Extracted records

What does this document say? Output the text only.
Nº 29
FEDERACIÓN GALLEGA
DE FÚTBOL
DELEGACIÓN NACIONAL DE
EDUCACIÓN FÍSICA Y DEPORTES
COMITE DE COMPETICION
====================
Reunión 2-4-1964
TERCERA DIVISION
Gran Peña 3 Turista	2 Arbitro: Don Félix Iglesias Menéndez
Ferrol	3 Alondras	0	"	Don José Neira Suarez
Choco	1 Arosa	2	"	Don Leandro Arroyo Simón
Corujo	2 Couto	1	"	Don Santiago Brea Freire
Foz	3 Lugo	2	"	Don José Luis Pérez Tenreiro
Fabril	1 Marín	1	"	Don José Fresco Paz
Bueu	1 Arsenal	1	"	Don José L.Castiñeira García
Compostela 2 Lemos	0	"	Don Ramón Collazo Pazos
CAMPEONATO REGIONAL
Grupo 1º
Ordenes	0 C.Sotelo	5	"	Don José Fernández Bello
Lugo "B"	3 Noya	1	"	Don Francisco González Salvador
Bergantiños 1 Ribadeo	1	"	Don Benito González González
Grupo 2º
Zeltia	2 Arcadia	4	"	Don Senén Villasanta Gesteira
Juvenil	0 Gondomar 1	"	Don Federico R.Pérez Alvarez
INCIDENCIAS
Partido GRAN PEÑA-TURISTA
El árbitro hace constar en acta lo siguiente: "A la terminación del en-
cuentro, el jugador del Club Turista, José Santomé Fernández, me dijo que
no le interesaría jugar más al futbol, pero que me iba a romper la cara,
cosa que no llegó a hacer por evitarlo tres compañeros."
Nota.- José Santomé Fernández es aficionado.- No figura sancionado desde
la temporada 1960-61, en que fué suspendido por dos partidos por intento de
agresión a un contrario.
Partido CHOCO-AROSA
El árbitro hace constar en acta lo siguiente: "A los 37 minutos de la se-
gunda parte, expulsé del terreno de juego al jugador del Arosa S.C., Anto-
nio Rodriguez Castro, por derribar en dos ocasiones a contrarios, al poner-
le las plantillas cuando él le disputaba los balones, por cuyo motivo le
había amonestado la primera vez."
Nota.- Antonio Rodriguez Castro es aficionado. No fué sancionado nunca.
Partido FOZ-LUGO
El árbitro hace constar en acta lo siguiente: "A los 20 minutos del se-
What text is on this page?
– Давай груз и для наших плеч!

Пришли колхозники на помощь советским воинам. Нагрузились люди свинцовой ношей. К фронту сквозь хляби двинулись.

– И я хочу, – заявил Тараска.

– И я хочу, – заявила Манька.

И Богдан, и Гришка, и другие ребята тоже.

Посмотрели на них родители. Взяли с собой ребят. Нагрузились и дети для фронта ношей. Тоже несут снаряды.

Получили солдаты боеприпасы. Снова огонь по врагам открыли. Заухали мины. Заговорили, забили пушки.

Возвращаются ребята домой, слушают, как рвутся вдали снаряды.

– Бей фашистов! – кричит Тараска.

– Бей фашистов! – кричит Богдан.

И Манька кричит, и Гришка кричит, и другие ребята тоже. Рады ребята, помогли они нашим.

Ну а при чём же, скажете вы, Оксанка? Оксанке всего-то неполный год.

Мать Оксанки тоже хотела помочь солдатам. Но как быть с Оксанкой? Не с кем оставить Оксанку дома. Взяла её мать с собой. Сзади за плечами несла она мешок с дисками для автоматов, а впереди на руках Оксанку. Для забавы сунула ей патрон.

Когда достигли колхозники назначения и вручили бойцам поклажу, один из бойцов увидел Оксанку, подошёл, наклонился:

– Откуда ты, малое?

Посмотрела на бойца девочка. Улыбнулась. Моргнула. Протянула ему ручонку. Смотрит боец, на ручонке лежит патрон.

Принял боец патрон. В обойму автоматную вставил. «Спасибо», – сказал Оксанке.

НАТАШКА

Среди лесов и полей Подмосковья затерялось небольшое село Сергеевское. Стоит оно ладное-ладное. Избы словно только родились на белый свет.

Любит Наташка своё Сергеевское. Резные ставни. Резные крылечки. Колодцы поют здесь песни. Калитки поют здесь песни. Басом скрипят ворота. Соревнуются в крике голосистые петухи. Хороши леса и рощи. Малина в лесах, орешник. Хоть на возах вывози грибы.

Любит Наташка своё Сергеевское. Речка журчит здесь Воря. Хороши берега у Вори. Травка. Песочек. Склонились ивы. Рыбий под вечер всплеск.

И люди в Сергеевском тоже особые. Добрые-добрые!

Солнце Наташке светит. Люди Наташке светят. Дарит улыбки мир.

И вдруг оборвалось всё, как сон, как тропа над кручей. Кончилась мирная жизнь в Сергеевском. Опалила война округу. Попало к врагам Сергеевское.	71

• [What you have to do]: Copy each record from above exactly, and include every line.

• [The result]:
What does this document say? Output the text only.
Nº 29
FEDERACIÓN GALLEGA
DE FÚTBOL
DELEGACIÓN NACIONAL DE
EDUCACIÓN FÍSICA Y DEPORTES
COMITE DE COMPETICION
====================
Reunión 2-4-1964
TERCERA DIVISION
Gran Peña 3 Turista	2 Arbitro: Don Félix Iglesias Menéndez
Ferrol	3 Alondras	0	"	Don José Neira Suarez
Choco	1 Arosa	2	"	Don Leandro Arroyo Simón
Corujo	2 Couto	1	"	Don Santiago Brea Freire
Foz	3 Lugo	2	"	Don José Luis Pérez Tenreiro
Fabril	1 Marín	1	"	Don José Fresco Paz
Bueu	1 Arsenal	1	"	Don José L.Castiñeira García
Compostela 2 Lemos	0	"	Don Ramón Collazo Pazos
CAMPEONATO REGIONAL
Grupo 1º
Ordenes	0 C.Sotelo	5	"	Don José Fernández Bello
Lugo "B"	3 Noya	1	"	Don Francisco González Salvador
Bergantiños 1 Ribadeo	1	"	Don Benito González González
Grupo 2º
Zeltia	2 Arcadia	4	"	Don Senén Villasanta Gesteira
Juvenil	0 Gondomar 1	"	Don Federico R.Pérez Alvarez
INCIDENCIAS
Partido GRAN PEÑA-TURISTA
El árbitro hace constar en acta lo siguiente: "A la terminación del en-
cuentro, el jugador del Club Turista, José Santomé Fernández, me dijo que
no le interesaría jugar más al futbol, pero que me iba a romper la cara,
cosa que no llegó a hacer por evitarlo tres compañeros."
Nota.- José Santomé Fernández es aficionado.- No figura sancionado desde
la temporada 1960-61, en que fué suspendido por dos partidos por intento de
agresión a un contrario.
Partido CHOCO-AROSA
El árbitro hace constar en acta lo siguiente: "A los 37 minutos de la se-
gunda parte, expulsé del terreno de juego al jugador del Arosa S.C., Anto-
nio Rodriguez Castro, por derribar en dos ocasiones a contrarios, al poner-
le las plantillas cuando él le disputaba los balones, por cuyo motivo le
había amonestado la primera vez."
Nota.- Antonio Rodriguez Castro es aficionado. No fué sancionado nunca.
Partido FOZ-LUGO
El árbitro hace constar en acta lo siguiente: "A los 20 minutos del se-
What text is on this page?
– Давай груз и для наших плеч!

Пришли колхозники на помощь советским воинам. Нагрузились люди свинцовой ношей. К фронту сквозь хляби двинулись.

– И я хочу, – заявил Тараска.

– И я хочу, – заявила Манька.

И Богдан, и Гришка, и другие ребята тоже.

Посмотрели на них родители. Взяли с собой ребят. Нагрузились и дети для фронта ношей. Тоже несут снаряды.

Получили солдаты боеприпасы. Снова огонь по врагам открыли. Заухали мины. Заговорили, забили пушки.

Возвращаются ребята домой, слушают, как рвутся вдали снаряды.

– Бей фашистов! – кричит Тараска.

– Бей фашистов! – кричит Богдан.

И Манька кричит, и Гришка кричит, и другие ребята тоже. Рады ребята, помогли они нашим.

Ну а при чём же, скажете вы, Оксанка? Оксанке всего-то неполный год.

Мать Оксанки тоже хотела помочь солдатам. Но как быть с Оксанкой? Не с кем оставить Оксанку дома. Взяла её мать с собой. Сзади за плечами несла она мешок с дисками для автоматов, а впереди на руках Оксанку. Для забавы сунула ей патрон.

Когда достигли колхозники назначения и вручили бойцам поклажу, один из бойцов увидел Оксанку, подошёл, наклонился:

– Откуда ты, малое?

Посмотрела на бойца девочка. Улыбнулась. Моргнула. Протянула ему ручонку. Смотрит боец, на ручонке лежит патрон.

Принял боец патрон. В обойму автоматную вставил. «Спасибо», – сказал Оксанке.

НАТАШКА

Среди лесов и полей Подмосковья затерялось небольшое село Сергеевское. Стоит оно ладное-ладное. Избы словно только родились на белый свет.

Любит Наташка своё Сергеевское. Резные ставни. Резные крылечки. Колодцы поют здесь песни. Калитки поют здесь песни. Басом скрипят ворота. Соревнуются в крике голосистые петухи. Хороши леса и рощи. Малина в лесах, орешник. Хоть на возах вывози грибы.

Любит Наташка своё Сергеевское. Речка журчит здесь Воря. Хороши берега у Вори. Травка. Песочек. Склонились ивы. Рыбий под вечер всплеск.

И люди в Сергеевском тоже особые. Добрые-добрые!

Солнце Наташке светит. Люди Наташке светят. Дарит улыбки мир.

И вдруг оборвалось всё, как сон, как тропа над кручей. Кончилась мирная жизнь в Сергеевском. Опалила война округу. Попало к врагам Сергеевское.	71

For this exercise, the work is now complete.